Brief =
Search the entries for the word "Chávez" and pull out each line that has it.

Provided data =
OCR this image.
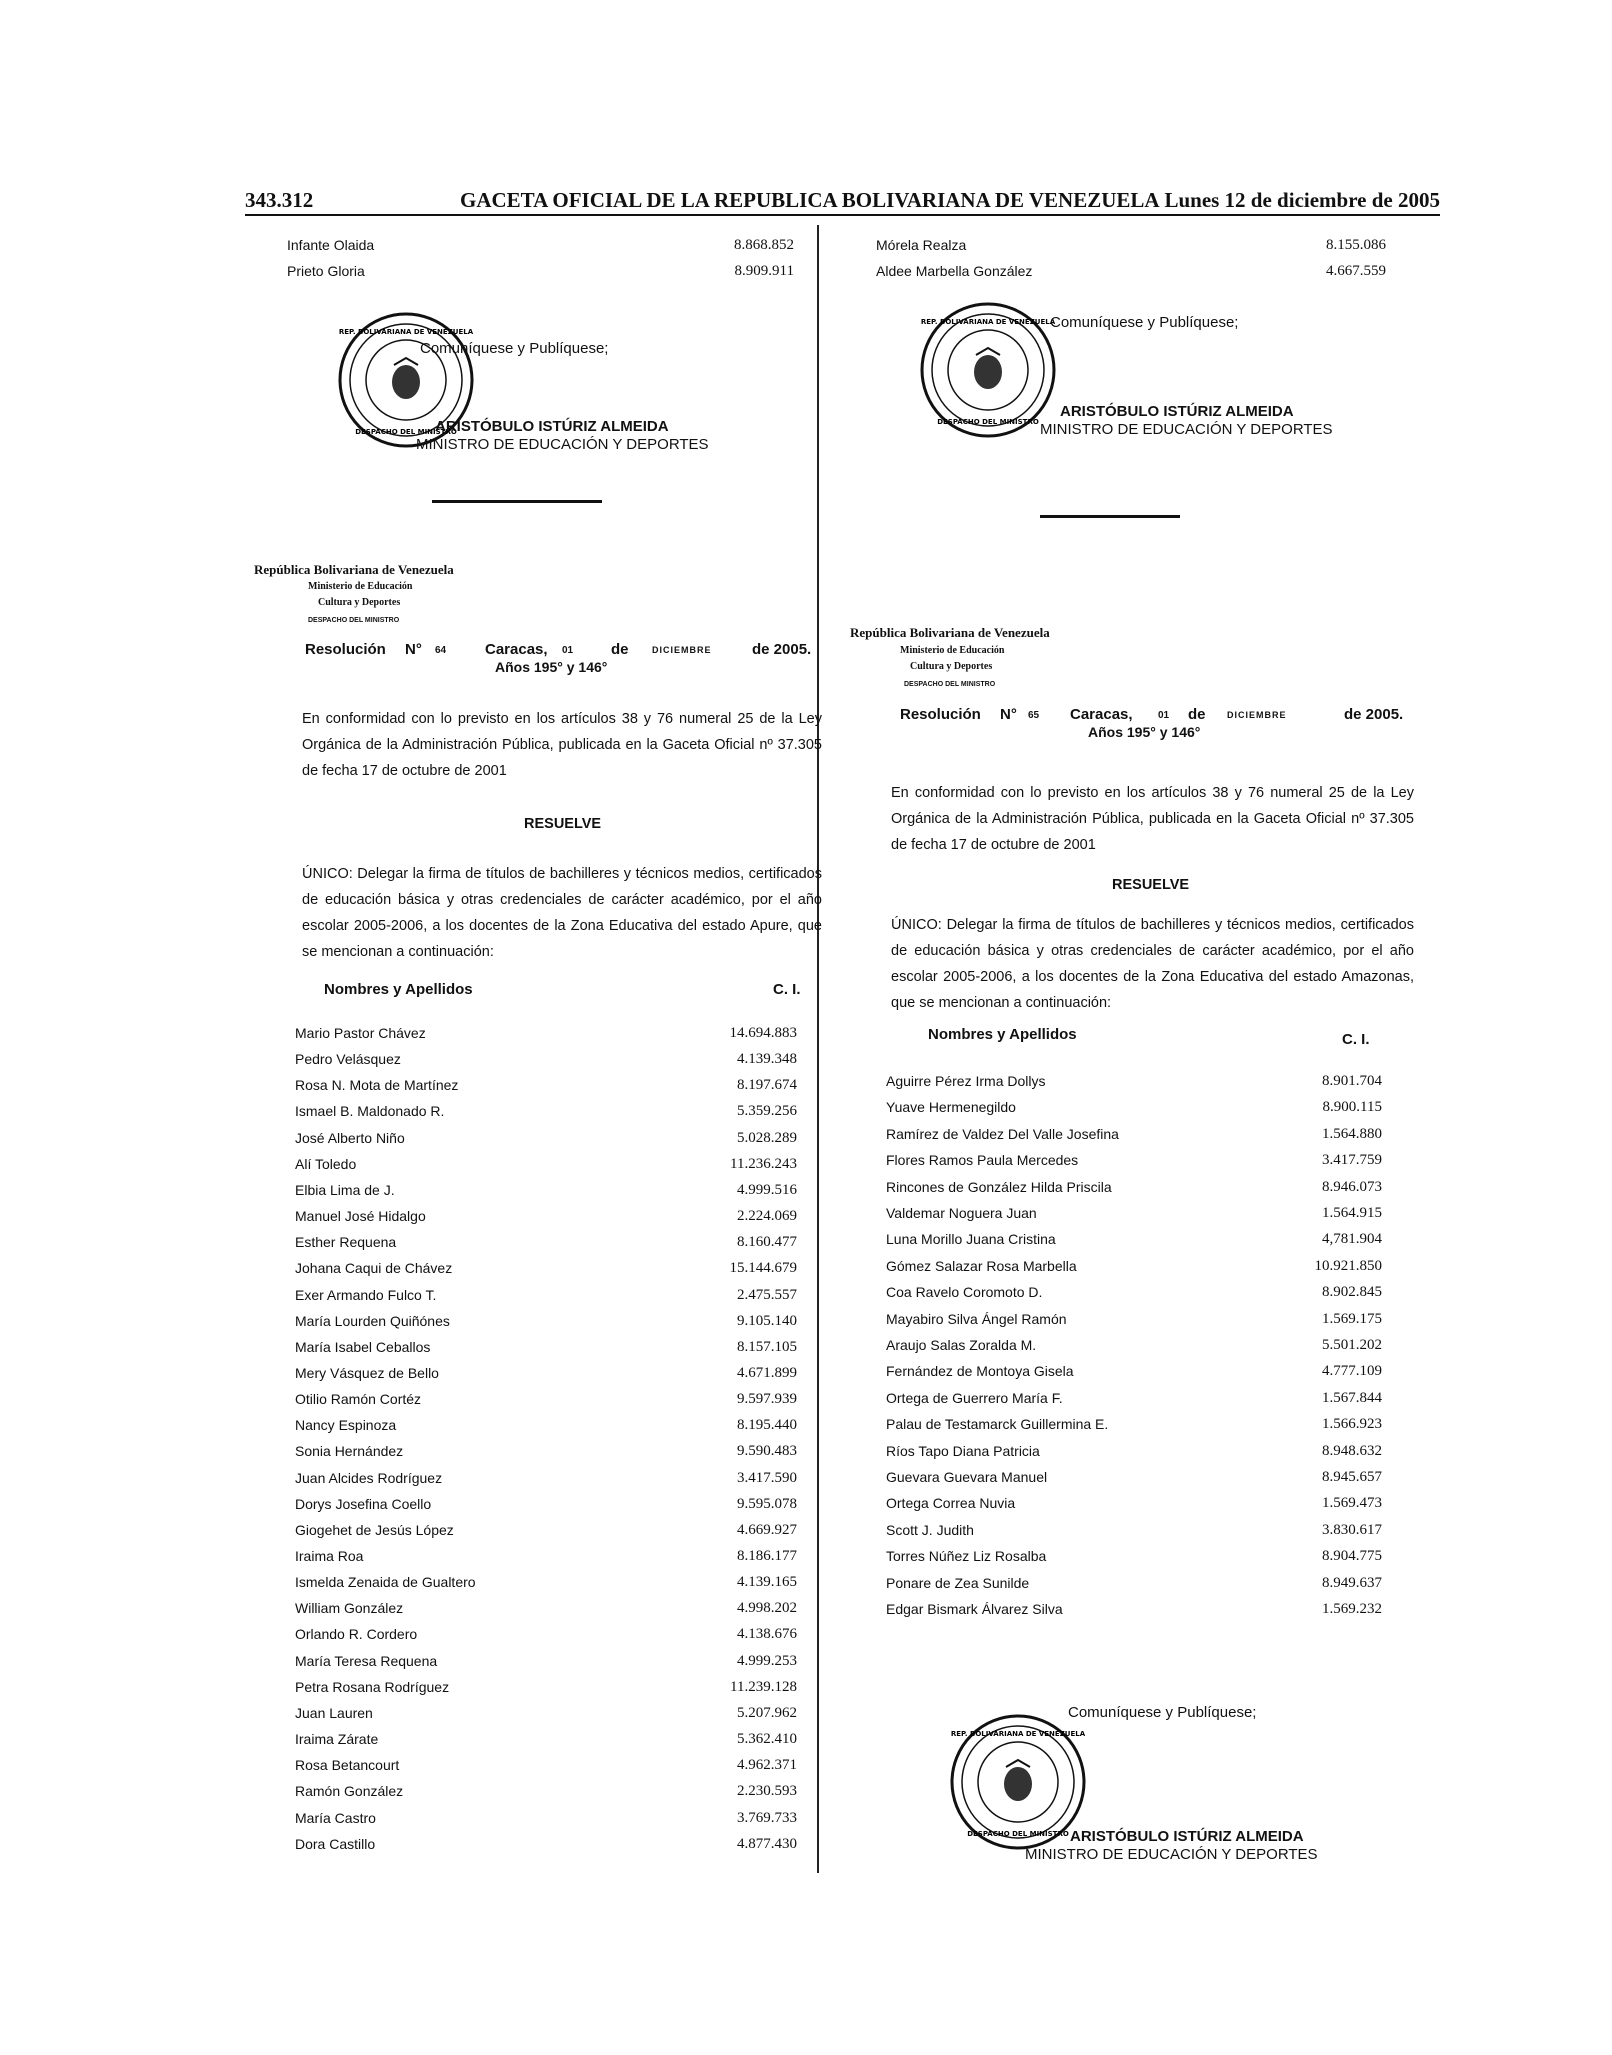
343.312	GACETA OFICIAL DE LA REPUBLICA BOLIVARIANA DE VENEZUELA Lunes 12 de diciembre de 2005
Infante Olaida	8.868.852
Prieto Gloria	8.909.911
REP. BOLIVARIANA DE VENEZUELA
DESPACHO DEL MINISTRO
Comuníquese y Publíquese;
ARISTÓBULO ISTÚRIZ ALMEIDA
MINISTRO DE EDUCACIÓN Y DEPORTES
República Bolivariana de Venezuela
Ministerio de Educación
Cultura y Deportes
DESPACHO DEL MINISTRO
Resolución N° 64	Caracas, 01	de	DICIEMBRE	de 2005.
Años 195° y 146°
En conformidad con lo previsto en los artículos 38 y 76 numeral 25 de la Ley Orgánica de la Administración Pública, publicada en la Gaceta Oficial nº 37.305 de fecha 17 de octubre de 2001
RESUELVE
ÚNICO: Delegar la firma de títulos de bachilleres y técnicos medios, certificados de educación básica y otras credenciales de carácter académico, por el año escolar 2005-2006, a los docentes de la Zona Educativa del estado Apure, que se mencionan a continuación:
Nombres y Apellidos	C. I.
Mario Pastor Chávez	14.694.883
Pedro Velásquez	4.139.348
Rosa N. Mota de Martínez	8.197.674
Ismael B. Maldonado R.	5.359.256
José Alberto Niño	5.028.289
Alí Toledo	11.236.243
Elbia Lima de J.	4.999.516
Manuel José Hidalgo	2.224.069
Esther Requena	8.160.477
Johana Caqui de Chávez	15.144.679
Exer Armando Fulco T.	2.475.557
María Lourden Quiñónes	9.105.140
María Isabel Ceballos	8.157.105
Mery Vásquez de Bello	4.671.899
Otilio Ramón Cortéz	9.597.939
Nancy Espinoza	8.195.440
Sonia Hernández	9.590.483
Juan Alcides Rodríguez	3.417.590
Dorys Josefina Coello	9.595.078
Giogehet de Jesús López	4.669.927
Iraima Roa	8.186.177
Ismelda Zenaida de Gualtero	4.139.165
William González	4.998.202
Orlando R. Cordero	4.138.676
María Teresa Requena	4.999.253
Petra Rosana Rodríguez	11.239.128
Juan Lauren	5.207.962
Iraima Zárate	5.362.410
Rosa Betancourt	4.962.371
Ramón González	2.230.593
María Castro	3.769.733
Dora Castillo	4.877.430
Mórela Realza	8.155.086
Aldee Marbella González	4.667.559
REP. BOLIVARIANA DE VENEZUELA
DESPACHO DEL MINISTRO
Comuníquese y Publíquese;
ARISTÓBULO ISTÚRIZ ALMEIDA
MINISTRO DE EDUCACIÓN Y DEPORTES
República Bolivariana de Venezuela
Ministerio de Educación
Cultura y Deportes
DESPACHO DEL MINISTRO
Resolución N° 65 Caracas,	01 de DICIEMBRE	de 2005.
Años 195° y 146°
En conformidad con lo previsto en los artículos 38 y 76 numeral 25 de la Ley Orgánica de la Administración Pública, publicada en la Gaceta Oficial nº 37.305 de fecha 17 de octubre de 2001
RESUELVE
ÚNICO: Delegar la firma de títulos de bachilleres y técnicos medios, certificados de educación básica y otras credenciales de carácter académico, por el año escolar 2005-2006, a los docentes de la Zona Educativa del estado Amazonas, que se mencionan a continuación:
Nombres y Apellidos	C. I.
Aguirre Pérez Irma Dollys	8.901.704
Yuave Hermenegildo	8.900.115
Ramírez de Valdez Del Valle Josefina	1.564.880
Flores Ramos Paula Mercedes	3.417.759
Rincones de González Hilda Priscila	8.946.073
Valdemar Noguera Juan	1.564.915
Luna Morillo Juana Cristina	4,781.904
Gómez Salazar Rosa Marbella	10.921.850
Coa Ravelo Coromoto D.	8.902.845
Mayabiro Silva Ángel Ramón	1.569.175
Araujo Salas Zoralda M.	5.501.202
Fernández de Montoya Gisela	4.777.109
Ortega de Guerrero María F.	1.567.844
Palau de Testamarck Guillermina E.	1.566.923
Ríos Tapo Diana Patricia	8.948.632
Guevara Guevara Manuel	8.945.657
Ortega Correa Nuvia	1.569.473
Scott J. Judith	3.830.617
Torres Núñez Liz Rosalba	8.904.775
Ponare de Zea Sunilde	8.949.637
Edgar Bismark Álvarez Silva	1.569.232
REP. BOLIVARIANA DE VENEZUELA
DESPACHO DEL MINISTRO
Comuníquese y Publíquese;
ARISTÓBULO ISTÚRIZ ALMEIDA
MINISTRO DE EDUCACIÓN Y DEPORTES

Exercise answer =
Mario Pastor Chávez	14.694.883
Johana Caqui de Chávez	15.144.679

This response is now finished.